=== Given information ===

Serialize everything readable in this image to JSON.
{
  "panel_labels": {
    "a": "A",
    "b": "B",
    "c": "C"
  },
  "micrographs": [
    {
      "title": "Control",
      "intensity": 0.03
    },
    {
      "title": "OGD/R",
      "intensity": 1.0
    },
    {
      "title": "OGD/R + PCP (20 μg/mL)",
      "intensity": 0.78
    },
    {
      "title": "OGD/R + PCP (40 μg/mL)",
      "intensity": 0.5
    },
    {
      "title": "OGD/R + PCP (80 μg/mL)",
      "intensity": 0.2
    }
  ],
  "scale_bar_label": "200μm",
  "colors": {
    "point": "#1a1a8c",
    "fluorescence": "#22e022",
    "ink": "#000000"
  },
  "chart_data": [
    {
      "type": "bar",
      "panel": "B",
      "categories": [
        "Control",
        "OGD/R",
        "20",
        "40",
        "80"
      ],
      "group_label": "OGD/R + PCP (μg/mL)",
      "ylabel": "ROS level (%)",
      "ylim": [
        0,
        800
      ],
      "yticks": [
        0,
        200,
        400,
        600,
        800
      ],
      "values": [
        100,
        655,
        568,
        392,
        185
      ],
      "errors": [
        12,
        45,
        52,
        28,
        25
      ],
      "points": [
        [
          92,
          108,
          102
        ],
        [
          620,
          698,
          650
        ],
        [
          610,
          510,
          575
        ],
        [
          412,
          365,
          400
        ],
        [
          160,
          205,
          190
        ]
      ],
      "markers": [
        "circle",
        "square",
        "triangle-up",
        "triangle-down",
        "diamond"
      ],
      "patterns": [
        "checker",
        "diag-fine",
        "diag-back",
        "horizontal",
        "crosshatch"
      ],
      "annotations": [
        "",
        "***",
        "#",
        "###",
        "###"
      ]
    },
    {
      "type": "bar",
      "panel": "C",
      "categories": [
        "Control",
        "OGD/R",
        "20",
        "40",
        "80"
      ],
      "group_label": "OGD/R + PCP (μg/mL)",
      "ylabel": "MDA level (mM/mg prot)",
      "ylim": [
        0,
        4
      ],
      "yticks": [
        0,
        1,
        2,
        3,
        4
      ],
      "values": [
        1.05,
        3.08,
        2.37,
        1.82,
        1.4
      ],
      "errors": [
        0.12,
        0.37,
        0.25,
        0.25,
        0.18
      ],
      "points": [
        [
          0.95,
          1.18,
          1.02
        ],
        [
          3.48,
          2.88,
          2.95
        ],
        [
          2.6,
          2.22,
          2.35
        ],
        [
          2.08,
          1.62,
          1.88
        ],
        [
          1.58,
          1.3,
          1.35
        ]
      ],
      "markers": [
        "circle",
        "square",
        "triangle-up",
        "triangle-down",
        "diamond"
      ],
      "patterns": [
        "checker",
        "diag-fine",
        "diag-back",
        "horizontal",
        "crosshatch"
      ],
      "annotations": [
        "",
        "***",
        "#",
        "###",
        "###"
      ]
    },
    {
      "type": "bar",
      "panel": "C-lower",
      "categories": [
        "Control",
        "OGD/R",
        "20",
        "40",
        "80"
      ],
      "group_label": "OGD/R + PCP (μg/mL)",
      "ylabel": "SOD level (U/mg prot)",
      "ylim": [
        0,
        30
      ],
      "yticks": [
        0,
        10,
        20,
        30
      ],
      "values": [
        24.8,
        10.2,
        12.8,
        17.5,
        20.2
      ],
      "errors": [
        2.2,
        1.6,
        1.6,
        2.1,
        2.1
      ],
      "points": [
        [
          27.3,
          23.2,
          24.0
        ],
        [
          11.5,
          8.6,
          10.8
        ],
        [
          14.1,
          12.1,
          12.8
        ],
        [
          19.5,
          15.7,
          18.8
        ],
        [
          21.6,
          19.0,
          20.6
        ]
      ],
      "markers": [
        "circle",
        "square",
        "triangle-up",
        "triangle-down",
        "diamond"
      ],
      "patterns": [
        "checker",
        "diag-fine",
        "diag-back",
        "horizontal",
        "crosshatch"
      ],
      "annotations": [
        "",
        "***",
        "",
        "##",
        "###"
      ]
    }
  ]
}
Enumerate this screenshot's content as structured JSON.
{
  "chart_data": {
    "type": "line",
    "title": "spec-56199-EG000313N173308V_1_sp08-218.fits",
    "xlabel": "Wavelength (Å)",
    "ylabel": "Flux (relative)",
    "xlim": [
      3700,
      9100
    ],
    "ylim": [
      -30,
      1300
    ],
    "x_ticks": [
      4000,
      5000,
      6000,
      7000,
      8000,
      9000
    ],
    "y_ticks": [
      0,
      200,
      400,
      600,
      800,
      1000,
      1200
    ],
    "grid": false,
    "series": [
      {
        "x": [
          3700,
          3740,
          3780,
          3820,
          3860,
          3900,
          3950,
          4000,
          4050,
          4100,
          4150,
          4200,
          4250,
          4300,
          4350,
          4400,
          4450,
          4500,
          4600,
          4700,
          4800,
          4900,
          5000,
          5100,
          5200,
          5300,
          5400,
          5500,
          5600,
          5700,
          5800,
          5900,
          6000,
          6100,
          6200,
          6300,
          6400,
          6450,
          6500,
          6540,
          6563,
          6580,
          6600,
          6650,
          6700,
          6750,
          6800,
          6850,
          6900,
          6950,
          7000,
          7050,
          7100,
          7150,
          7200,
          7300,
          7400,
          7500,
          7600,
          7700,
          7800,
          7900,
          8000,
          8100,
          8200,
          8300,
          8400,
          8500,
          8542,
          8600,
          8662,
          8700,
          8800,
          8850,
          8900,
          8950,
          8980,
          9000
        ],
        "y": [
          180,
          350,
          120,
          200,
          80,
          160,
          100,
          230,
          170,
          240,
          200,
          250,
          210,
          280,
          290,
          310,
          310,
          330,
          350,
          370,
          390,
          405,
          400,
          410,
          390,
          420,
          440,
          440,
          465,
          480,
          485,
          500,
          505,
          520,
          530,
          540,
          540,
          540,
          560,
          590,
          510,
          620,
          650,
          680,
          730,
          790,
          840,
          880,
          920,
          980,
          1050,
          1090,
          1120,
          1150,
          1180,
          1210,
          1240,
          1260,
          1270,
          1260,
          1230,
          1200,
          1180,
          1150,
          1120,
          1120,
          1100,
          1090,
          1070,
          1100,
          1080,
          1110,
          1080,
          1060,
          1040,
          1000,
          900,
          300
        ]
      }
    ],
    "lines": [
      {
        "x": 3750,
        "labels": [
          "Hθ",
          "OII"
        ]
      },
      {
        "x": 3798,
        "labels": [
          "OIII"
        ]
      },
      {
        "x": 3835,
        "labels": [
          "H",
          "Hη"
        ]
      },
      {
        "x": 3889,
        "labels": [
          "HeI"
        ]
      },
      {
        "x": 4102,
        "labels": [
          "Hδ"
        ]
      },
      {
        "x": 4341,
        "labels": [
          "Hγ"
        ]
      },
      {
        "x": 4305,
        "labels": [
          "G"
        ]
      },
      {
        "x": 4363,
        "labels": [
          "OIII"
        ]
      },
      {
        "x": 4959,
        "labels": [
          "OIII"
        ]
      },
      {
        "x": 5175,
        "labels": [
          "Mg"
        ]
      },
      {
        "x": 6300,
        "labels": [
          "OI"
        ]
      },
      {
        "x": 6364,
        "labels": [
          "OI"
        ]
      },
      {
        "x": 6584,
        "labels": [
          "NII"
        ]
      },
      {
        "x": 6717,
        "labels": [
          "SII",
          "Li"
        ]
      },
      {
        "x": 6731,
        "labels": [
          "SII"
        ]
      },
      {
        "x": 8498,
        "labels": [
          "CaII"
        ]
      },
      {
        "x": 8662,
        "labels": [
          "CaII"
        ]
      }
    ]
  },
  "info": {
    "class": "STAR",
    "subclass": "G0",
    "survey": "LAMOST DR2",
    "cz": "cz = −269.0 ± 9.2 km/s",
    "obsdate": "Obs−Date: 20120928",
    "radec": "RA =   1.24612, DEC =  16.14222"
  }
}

===

• Requirements: Search the records above for the string "intensity". Copy every line that contains it.

• Task response:
      "intensity": 0.03
      "intensity": 1.0
      "intensity": 0.78
      "intensity": 0.5
      "intensity": 0.2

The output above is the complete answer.